SHORT PROBLEM A – Please condense the paragraph of the SuperMicro server review that begins "The high performance processors needs good support too" into a short bulleted list that keeps its main facts.

Electronic Design

Hands-on SuperMicro's 32-core A+ Server

Rack mount servers tend to be in a different class than most tower servers. There used to be little difference between PCs and servers when tower cases were more common years ago. These days desktop PCs and laptops are more common but tower servers remain. The advantage is more space for drives and expansion boards.

I had a chance to check out Super Micro Computer's (SuperMicro) AS-4022G-6F A+ Server (Fig. 1) to see what the latest high performance servers look like and how it differs from a tower-based PC.

Fig. 1: SuperMicro's 4U AS-4022G-6F A+ Server can handle two, 16-core Opteron 6000 Series processors.

The AS-4022G-6F system is designed for AMD processors including the latest Opteron 6000 Series. These chips top out with 16-cores right now.

The high performance processors needs good support too. The system has eight hot-swap, 3.5-in SAS/SATA drive bays. It also has lots of cooling capacity and a high performance power supply. A second, redundant power supply is optional. There is even a dedicated, Ethernet IPMI v2.0 interface that is typical of rack mount systems but rare in tower systems. Of course, the system can be rack mounted as well. Here are the system's basic specs.

ENTRIES SUPPLIED –
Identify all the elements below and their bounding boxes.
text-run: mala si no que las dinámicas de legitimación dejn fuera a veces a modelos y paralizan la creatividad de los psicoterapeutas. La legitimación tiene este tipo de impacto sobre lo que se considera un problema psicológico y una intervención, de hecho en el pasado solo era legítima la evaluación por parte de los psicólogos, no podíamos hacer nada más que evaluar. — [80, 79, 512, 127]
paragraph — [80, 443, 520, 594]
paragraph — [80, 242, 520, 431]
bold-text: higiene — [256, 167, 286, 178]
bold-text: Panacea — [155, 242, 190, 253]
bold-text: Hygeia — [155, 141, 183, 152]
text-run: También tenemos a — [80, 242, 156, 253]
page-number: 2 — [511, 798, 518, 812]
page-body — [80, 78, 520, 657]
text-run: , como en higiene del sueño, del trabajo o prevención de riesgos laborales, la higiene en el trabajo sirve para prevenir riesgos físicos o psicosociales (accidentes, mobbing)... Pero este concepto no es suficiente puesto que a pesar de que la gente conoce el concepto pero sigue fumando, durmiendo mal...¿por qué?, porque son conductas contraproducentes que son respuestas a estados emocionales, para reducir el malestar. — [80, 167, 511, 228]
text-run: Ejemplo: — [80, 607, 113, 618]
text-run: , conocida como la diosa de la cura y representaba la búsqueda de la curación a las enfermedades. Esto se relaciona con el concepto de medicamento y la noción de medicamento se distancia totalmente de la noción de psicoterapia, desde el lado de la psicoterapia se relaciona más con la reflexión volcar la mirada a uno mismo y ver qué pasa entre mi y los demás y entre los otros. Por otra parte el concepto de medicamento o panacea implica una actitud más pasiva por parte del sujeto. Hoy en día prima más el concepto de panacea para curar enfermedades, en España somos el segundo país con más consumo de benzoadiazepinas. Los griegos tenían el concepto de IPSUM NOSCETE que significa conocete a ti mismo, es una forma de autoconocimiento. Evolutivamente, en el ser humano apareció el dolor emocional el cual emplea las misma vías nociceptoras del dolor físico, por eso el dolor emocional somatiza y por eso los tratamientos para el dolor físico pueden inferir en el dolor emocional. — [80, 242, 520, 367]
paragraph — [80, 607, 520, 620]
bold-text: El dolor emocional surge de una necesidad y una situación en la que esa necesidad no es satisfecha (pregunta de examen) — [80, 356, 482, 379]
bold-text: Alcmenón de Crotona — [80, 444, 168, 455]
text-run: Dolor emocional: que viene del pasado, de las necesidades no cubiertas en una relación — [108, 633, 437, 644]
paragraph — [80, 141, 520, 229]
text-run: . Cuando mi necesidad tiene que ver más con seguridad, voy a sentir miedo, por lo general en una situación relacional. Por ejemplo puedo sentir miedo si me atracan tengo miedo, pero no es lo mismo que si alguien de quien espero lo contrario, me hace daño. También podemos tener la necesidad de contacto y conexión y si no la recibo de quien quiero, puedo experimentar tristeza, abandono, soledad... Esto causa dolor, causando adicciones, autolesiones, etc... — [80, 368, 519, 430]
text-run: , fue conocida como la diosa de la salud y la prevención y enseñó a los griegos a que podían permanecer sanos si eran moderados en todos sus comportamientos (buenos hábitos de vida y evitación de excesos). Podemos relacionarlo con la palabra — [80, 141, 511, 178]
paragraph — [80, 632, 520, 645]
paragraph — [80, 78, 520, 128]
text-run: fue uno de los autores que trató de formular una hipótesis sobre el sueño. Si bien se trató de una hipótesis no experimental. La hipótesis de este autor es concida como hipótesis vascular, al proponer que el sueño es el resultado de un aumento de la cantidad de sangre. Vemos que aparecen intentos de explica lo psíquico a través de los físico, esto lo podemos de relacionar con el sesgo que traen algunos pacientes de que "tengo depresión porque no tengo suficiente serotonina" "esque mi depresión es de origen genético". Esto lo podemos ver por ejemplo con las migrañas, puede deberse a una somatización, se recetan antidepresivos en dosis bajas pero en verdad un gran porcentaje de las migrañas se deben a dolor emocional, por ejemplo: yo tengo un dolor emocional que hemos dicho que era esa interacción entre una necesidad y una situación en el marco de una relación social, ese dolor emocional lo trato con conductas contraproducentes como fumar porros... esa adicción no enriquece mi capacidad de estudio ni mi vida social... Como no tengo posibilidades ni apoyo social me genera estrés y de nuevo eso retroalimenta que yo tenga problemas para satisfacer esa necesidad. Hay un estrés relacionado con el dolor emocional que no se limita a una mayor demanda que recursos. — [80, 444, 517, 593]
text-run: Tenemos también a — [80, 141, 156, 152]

SHORT PROBLEM B – Repeat the entries from their first line through the line holding "bold-text: Panacea — [155, 242, 190, 253]", including both ends.

TASK OUTPUT A –
- Eight hot-swap, 3.5-in SAS/SATA drive bays
- Lots of cooling capacity
- A high performance power supply, with a second, redundant one optional
- A dedicated Ethernet IPMI v2.0 interface, typical of rack mount systems but rare in tower systems
- Can also be rack mounted

TASK OUTPUT B –
Identify all the elements below and their bounding boxes.
text-run: mala si no que las dinámicas de legitimación dejn fuera a veces a modelos y paralizan la creatividad de los psicoterapeutas. La legitimación tiene este tipo de impacto sobre lo que se considera un problema psicológico y una intervención, de hecho en el pasado solo era legítima la evaluación por parte de los psicólogos, no podíamos hacer nada más que evaluar. — [80, 79, 512, 127]
paragraph — [80, 443, 520, 594]
paragraph — [80, 242, 520, 431]
bold-text: higiene — [256, 167, 286, 178]
bold-text: Panacea — [155, 242, 190, 253]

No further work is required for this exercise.